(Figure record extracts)
####

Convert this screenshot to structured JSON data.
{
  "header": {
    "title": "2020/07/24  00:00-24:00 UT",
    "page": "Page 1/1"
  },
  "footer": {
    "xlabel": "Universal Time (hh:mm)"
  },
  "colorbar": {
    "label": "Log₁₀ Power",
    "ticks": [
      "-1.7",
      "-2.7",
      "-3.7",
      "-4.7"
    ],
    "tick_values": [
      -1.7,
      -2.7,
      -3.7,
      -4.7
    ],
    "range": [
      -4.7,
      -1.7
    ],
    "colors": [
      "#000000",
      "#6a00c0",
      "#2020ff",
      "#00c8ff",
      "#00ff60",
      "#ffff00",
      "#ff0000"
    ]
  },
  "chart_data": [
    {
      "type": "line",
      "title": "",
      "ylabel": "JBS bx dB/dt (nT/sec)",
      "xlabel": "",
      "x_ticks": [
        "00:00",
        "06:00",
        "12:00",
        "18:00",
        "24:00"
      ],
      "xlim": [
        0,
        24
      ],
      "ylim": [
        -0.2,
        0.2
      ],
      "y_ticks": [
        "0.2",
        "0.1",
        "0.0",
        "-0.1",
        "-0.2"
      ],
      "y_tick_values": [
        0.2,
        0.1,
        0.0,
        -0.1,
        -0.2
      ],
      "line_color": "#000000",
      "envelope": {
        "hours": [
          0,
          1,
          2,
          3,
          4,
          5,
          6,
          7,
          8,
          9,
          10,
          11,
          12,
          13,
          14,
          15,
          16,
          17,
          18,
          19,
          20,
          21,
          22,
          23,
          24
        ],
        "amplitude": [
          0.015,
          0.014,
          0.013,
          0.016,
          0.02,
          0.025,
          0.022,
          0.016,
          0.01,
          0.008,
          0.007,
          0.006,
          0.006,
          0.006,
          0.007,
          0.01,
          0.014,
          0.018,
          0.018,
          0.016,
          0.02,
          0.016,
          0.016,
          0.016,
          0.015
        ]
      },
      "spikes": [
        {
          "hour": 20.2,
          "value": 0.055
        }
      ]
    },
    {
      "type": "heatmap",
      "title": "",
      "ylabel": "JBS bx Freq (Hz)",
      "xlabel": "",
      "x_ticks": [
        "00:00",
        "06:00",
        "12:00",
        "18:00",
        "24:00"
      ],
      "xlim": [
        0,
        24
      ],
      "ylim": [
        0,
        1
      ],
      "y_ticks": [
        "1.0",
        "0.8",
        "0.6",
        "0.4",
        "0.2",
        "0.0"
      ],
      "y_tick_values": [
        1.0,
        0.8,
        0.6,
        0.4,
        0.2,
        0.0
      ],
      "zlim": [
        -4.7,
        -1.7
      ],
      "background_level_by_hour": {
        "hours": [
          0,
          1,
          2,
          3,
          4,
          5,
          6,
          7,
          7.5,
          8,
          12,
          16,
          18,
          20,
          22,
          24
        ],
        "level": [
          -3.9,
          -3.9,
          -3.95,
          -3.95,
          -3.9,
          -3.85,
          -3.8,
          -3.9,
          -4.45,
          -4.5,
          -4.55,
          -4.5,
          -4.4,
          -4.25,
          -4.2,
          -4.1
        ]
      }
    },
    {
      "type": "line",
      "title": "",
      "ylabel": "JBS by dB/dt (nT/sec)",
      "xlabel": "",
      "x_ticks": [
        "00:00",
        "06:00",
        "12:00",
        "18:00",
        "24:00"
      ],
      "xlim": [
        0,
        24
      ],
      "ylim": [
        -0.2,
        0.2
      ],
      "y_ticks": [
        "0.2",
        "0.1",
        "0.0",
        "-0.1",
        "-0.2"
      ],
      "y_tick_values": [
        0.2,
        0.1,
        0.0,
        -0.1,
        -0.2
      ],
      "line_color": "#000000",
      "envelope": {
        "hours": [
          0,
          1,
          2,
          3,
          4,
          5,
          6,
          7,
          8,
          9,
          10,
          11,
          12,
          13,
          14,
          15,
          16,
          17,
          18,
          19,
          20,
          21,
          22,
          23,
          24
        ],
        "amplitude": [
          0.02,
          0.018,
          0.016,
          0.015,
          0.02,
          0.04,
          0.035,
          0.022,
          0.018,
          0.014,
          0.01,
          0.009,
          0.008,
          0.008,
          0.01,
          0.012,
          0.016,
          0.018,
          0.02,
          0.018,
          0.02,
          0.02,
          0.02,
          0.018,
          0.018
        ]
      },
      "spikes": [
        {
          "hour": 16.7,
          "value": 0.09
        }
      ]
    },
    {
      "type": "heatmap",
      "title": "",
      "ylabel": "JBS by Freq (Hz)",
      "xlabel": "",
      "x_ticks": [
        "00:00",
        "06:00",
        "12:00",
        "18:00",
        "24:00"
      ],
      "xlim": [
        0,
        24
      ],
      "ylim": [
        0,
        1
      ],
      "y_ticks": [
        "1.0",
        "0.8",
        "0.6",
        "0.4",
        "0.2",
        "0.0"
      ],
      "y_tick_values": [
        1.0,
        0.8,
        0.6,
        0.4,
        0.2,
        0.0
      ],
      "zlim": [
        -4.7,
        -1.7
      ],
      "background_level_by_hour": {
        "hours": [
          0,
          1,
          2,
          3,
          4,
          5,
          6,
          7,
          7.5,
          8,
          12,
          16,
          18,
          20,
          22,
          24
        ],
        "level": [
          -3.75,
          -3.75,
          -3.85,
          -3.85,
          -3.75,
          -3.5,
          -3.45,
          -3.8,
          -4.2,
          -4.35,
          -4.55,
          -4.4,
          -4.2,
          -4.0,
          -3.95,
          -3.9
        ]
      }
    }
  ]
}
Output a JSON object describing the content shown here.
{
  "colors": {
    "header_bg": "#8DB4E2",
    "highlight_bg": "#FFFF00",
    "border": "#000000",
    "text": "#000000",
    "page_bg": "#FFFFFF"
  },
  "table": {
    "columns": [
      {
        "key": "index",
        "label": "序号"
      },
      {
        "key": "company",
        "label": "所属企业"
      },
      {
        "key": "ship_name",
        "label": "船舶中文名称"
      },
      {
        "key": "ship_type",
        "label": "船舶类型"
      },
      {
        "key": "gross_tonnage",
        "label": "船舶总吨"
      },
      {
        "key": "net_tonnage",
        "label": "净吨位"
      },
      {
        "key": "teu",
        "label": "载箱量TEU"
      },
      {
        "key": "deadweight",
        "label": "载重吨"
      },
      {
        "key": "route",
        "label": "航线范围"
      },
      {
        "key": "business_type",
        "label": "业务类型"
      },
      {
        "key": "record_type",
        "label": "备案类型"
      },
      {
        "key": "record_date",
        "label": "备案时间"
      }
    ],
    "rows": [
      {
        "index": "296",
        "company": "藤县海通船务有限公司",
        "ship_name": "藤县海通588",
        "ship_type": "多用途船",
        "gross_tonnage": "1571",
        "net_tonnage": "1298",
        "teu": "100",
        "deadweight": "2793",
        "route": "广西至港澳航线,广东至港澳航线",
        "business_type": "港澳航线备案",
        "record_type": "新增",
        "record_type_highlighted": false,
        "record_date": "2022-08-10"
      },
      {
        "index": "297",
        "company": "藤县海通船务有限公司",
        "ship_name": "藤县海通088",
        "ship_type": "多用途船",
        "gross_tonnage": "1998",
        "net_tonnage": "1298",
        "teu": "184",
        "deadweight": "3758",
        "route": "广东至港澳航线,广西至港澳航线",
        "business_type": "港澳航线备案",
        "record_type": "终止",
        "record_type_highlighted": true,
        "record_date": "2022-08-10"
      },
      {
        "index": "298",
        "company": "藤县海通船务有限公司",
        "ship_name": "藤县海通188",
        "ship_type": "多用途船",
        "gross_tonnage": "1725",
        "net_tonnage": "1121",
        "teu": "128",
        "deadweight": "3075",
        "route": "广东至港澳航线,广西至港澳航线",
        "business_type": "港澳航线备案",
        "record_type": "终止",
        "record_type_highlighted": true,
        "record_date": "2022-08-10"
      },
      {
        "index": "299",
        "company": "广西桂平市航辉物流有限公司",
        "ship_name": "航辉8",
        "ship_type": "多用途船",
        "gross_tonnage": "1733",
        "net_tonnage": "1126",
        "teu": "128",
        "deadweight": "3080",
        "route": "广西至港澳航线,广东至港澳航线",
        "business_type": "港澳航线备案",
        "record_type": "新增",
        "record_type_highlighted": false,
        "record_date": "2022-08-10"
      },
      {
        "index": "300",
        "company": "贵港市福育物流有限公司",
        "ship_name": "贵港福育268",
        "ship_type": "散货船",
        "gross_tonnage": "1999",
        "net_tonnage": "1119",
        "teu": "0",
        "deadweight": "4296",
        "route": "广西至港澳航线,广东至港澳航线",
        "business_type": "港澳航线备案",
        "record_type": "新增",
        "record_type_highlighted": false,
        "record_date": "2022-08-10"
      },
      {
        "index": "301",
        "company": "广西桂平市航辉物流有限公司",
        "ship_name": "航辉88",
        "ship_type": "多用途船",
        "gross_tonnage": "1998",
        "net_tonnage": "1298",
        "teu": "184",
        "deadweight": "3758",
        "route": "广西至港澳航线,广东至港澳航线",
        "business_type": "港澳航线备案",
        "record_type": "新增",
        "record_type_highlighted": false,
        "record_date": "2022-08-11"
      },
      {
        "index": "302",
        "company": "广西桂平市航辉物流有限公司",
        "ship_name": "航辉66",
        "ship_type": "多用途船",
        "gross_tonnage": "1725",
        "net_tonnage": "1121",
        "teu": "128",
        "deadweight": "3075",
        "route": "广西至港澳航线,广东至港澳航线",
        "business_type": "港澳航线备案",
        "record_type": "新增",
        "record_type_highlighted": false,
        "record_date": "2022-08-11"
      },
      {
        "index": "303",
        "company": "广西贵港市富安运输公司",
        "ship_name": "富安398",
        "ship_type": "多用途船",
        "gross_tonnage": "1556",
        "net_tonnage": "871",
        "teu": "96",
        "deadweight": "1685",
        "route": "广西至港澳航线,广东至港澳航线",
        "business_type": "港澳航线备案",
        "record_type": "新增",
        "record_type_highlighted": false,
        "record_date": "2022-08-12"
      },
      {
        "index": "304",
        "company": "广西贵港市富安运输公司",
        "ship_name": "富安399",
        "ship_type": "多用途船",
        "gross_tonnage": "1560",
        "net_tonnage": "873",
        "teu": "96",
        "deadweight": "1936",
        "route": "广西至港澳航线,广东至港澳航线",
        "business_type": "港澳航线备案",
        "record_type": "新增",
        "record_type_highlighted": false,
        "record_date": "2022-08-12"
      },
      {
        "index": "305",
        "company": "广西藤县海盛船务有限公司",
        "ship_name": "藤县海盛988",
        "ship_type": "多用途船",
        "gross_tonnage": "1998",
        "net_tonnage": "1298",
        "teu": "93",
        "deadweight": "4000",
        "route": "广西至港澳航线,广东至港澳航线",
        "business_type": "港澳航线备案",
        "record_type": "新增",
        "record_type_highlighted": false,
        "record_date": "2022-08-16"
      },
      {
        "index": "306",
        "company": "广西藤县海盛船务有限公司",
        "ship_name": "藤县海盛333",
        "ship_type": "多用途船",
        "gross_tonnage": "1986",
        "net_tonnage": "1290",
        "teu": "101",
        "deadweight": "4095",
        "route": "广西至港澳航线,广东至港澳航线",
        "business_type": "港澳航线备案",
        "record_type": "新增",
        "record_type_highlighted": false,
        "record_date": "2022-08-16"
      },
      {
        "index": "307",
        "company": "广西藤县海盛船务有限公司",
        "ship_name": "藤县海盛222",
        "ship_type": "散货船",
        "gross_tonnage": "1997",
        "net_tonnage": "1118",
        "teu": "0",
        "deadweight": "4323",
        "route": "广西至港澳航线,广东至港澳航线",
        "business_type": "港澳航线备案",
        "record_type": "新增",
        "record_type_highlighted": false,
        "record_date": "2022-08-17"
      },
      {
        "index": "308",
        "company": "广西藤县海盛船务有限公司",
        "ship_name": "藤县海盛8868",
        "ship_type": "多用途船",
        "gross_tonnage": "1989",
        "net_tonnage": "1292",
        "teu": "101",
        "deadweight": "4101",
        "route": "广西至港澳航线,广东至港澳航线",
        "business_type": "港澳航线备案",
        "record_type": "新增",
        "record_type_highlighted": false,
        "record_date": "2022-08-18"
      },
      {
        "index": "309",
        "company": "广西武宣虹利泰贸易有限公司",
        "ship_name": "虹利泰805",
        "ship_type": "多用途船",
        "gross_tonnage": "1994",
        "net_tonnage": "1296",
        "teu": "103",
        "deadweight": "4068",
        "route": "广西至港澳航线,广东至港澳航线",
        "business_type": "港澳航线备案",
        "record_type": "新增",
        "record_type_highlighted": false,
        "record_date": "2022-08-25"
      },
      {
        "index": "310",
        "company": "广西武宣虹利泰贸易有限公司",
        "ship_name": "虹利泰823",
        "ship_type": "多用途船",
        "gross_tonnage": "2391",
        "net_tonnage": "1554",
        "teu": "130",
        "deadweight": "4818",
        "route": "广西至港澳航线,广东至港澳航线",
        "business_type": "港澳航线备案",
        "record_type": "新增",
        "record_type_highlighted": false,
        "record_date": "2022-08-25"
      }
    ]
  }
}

####

_EXERCISE TASK_. Using the listing above, pull out all lines that hold the word "ylabel".

_SOLUTION_.
      "ylabel": "JBS bx dB/dt (nT/sec)",
      "ylabel": "JBS bx Freq (Hz)",
      "ylabel": "JBS by dB/dt (nT/sec)",
      "ylabel": "JBS by Freq (Hz)",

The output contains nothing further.